[Start Material]

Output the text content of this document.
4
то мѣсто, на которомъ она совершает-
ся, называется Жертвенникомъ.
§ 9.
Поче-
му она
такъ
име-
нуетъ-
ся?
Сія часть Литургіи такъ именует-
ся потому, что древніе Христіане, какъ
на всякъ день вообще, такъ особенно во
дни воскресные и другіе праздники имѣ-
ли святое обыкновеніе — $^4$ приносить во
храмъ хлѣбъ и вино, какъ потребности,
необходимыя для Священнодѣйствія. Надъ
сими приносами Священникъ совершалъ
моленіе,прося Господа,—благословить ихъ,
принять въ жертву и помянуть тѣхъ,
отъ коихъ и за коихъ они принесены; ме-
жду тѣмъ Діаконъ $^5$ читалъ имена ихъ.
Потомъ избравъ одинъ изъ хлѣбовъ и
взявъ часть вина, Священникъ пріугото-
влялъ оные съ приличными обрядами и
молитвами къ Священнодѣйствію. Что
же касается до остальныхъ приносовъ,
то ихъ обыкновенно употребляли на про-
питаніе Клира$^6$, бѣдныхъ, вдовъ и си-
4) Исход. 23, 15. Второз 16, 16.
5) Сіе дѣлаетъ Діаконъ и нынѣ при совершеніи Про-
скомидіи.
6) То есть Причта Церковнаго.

[End Material]

Your task is to output the full set of records exactly as presented.

Output the text content of this document.
4
то мѣсто, на которомъ она совершает-
ся, называется Жертвенникомъ.
§ 9.
Поче-
му она
такъ
име-
нуетъ-
ся?
Сія часть Литургіи такъ именует-
ся потому, что древніе Христіане, какъ
на всякъ день вообще, такъ особенно во
дни воскресные и другіе праздники имѣ-
ли святое обыкновеніе — $^4$ приносить во
храмъ хлѣбъ и вино, какъ потребности,
необходимыя для Священнодѣйствія. Надъ
сими приносами Священникъ совершалъ
моленіе,прося Господа,—благословить ихъ,
принять въ жертву и помянуть тѣхъ,
отъ коихъ и за коихъ они принесены; ме-
жду тѣмъ Діаконъ $^5$ читалъ имена ихъ.
Потомъ избравъ одинъ изъ хлѣбовъ и
взявъ часть вина, Священникъ пріугото-
влялъ оные съ приличными обрядами и
молитвами къ Священнодѣйствію. Что
же касается до остальныхъ приносовъ,
то ихъ обыкновенно употребляли на про-
питаніе Клира$^6$, бѣдныхъ, вдовъ и си-
4) Исход. 23, 15. Второз 16, 16.
5) Сіе дѣлаетъ Діаконъ и нынѣ при совершеніи Про-
скомидіи.
6) То есть Причта Церковнаго.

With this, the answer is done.